(Task brief): Please reproduce every line of the listing below word for word, omitting the pictures.
** START Available records **
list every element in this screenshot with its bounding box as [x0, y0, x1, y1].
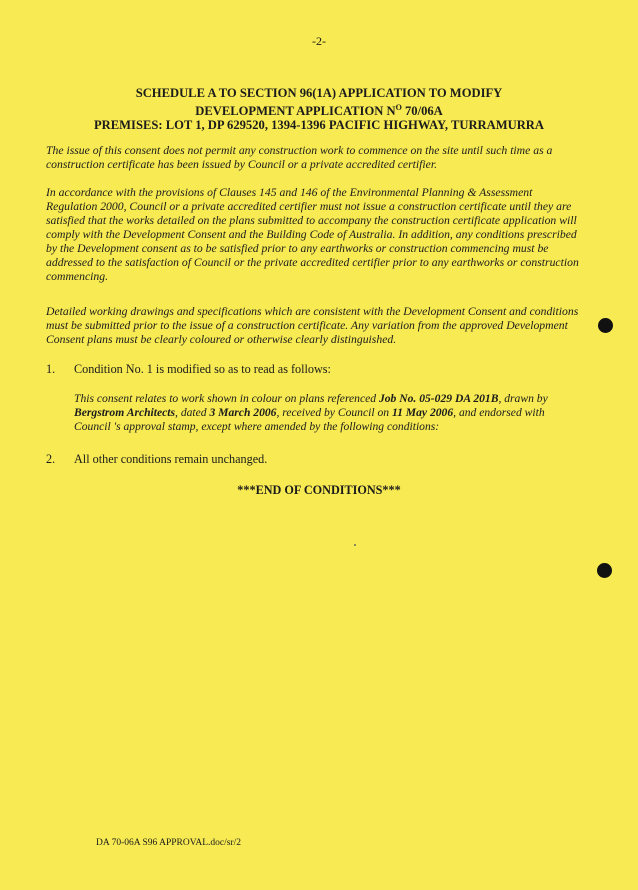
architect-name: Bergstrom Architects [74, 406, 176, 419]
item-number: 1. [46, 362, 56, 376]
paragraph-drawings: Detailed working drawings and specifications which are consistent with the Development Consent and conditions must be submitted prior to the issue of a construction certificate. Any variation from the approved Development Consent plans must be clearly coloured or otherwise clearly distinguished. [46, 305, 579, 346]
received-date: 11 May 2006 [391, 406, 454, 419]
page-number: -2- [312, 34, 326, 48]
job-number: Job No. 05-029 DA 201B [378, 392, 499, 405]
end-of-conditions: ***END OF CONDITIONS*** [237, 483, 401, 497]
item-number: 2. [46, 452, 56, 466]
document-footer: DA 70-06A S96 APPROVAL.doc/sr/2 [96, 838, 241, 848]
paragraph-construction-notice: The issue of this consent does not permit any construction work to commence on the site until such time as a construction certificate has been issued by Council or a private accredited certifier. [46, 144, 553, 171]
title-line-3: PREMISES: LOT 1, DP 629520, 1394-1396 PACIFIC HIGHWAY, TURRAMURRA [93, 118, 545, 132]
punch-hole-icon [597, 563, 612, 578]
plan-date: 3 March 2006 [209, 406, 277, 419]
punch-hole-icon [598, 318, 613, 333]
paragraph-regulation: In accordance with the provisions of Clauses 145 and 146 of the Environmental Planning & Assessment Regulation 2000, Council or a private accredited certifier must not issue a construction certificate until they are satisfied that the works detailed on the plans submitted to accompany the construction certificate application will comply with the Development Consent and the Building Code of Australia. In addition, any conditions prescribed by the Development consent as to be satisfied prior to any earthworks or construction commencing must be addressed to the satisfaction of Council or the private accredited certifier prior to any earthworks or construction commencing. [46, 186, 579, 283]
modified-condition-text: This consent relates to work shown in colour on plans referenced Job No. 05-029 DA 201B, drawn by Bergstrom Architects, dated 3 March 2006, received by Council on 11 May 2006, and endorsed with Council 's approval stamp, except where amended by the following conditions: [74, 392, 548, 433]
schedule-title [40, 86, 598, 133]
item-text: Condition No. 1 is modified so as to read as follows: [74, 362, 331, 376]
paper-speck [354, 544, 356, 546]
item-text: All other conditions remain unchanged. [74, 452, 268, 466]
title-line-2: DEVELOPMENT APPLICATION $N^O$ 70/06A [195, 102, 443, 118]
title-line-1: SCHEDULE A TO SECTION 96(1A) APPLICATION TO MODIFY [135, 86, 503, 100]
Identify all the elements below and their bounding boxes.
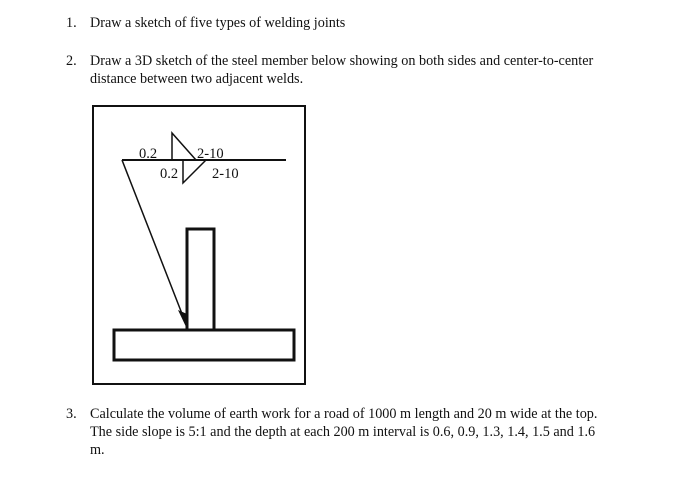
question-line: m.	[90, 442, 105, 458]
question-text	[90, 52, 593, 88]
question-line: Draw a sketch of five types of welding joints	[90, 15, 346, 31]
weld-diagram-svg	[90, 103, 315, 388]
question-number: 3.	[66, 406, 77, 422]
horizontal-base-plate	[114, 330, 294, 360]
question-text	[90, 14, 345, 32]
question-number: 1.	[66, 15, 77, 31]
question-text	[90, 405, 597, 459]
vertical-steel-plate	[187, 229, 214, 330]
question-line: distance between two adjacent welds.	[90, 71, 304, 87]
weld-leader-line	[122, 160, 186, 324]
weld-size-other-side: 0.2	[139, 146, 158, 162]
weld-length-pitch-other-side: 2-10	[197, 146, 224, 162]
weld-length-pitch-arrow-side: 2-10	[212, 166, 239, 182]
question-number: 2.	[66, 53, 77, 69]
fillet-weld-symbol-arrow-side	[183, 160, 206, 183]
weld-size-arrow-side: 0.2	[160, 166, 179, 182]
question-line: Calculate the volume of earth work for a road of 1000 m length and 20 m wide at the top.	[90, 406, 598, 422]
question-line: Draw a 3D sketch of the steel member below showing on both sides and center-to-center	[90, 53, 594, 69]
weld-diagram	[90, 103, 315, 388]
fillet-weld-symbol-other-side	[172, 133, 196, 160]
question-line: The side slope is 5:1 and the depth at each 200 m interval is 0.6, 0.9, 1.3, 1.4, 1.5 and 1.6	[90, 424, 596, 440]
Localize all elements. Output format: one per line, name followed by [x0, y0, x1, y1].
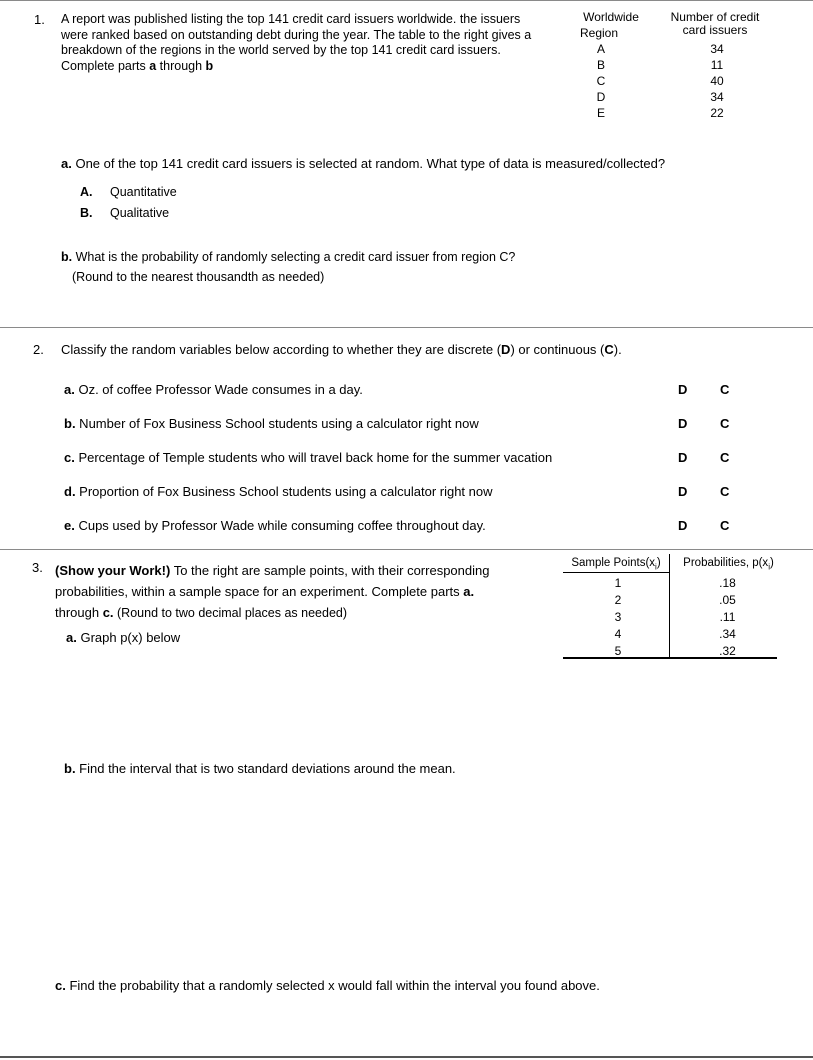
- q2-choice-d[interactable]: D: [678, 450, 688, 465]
** END Available records **
(Output of the exercise):
list every element in this screenshot with its bounding box as [x0, y0, x1, y1].
architect-name: Bergstrom Architects [74, 406, 176, 419]
item-number: 1. [46, 362, 56, 376]
paragraph-drawings: Detailed working drawings and specifications which are consistent with the Development Consent and conditions must be submitted prior to the issue of a construction certificate. Any variation from the approved Development Consent plans must be clearly coloured or otherwise clearly distinguished. [46, 305, 579, 346]
received-date: 11 May 2006 [391, 406, 454, 419]
page-number: -2- [312, 34, 326, 48]
job-number: Job No. 05-029 DA 201B [378, 392, 499, 405]
end-of-conditions: ***END OF CONDITIONS*** [237, 483, 401, 497]
item-number: 2. [46, 452, 56, 466]
document-footer: DA 70-06A S96 APPROVAL.doc/sr/2 [96, 838, 241, 848]
paragraph-construction-notice: The issue of this consent does not permit any construction work to commence on the site until such time as a construction certificate has been issued by Council or a private accredited certifier. [46, 144, 553, 171]
title-line-3: PREMISES: LOT 1, DP 629520, 1394-1396 PACIFIC HIGHWAY, TURRAMURRA [93, 118, 545, 132]
punch-hole-icon [597, 563, 612, 578]
plan-date: 3 March 2006 [209, 406, 277, 419]
punch-hole-icon [598, 318, 613, 333]
paragraph-regulation: In accordance with the provisions of Clauses 145 and 146 of the Environmental Planning & Assessment Regulation 2000, Council or a private accredited certifier must not issue a construction certificate until they are satisfied that the works detailed on the plans submitted to accompany the construction certificate application will comply with the Development Consent and the Building Code of Australia. In addition, any conditions prescribed by the Development consent as to be satisfied prior to any earthworks or construction commencing must be addressed to the satisfaction of Council or the private accredited certifier prior to any earthworks or construction commencing. [46, 186, 579, 283]
modified-condition-text: This consent relates to work shown in colour on plans referenced Job No. 05-029 DA 201B, drawn by Bergstrom Architects, dated 3 March 2006, received by Council on 11 May 2006, and endorsed with Council 's approval stamp, except where amended by the following conditions: [74, 392, 548, 433]
schedule-title [40, 86, 598, 133]
item-text: Condition No. 1 is modified so as to read as follows: [74, 362, 331, 376]
paper-speck [354, 544, 356, 546]
item-text: All other conditions remain unchanged. [74, 452, 268, 466]
title-line-2: DEVELOPMENT APPLICATION $N^O$ 70/06A [195, 102, 443, 118]
title-line-1: SCHEDULE A TO SECTION 96(1A) APPLICATION TO MODIFY [135, 86, 503, 100]
Identify all the elements below and their bounding boxes.
question-line: m.	[90, 442, 105, 458]
question-text	[90, 52, 593, 88]
question-line: Draw a sketch of five types of welding joints	[90, 15, 346, 31]
weld-diagram-svg	[90, 103, 315, 388]
question-number: 3.	[66, 406, 77, 422]
horizontal-base-plate	[114, 330, 294, 360]
question-text	[90, 14, 345, 32]
question-number: 1.	[66, 15, 77, 31]
question-text	[90, 405, 597, 459]
vertical-steel-plate	[187, 229, 214, 330]
question-line: distance between two adjacent welds.	[90, 71, 304, 87]
weld-leader-line	[122, 160, 186, 324]
weld-size-other-side: 0.2	[139, 146, 158, 162]
weld-length-pitch-other-side: 2-10	[197, 146, 224, 162]
weld-length-pitch-arrow-side: 2-10	[212, 166, 239, 182]
question-number: 2.	[66, 53, 77, 69]
fillet-weld-symbol-arrow-side	[183, 160, 206, 183]
weld-size-arrow-side: 0.2	[160, 166, 179, 182]
question-line: Calculate the volume of earth work for a road of 1000 m length and 20 m wide at the top.	[90, 406, 598, 422]
question-line: Draw a 3D sketch of the steel member below showing on both sides and center-to-center	[90, 53, 594, 69]
weld-diagram	[90, 103, 315, 388]
fillet-weld-symbol-other-side	[172, 133, 196, 160]
question-line: The side slope is 5:1 and the depth at each 200 m interval is 0.6, 0.9, 1.3, 1.4, 1.5 and 1.6	[90, 424, 596, 440]
Localize all elements. Output format: one per line, name followed by [x0, y0, x1, y1].
- q2-choice-d[interactable]: D: [678, 450, 688, 465]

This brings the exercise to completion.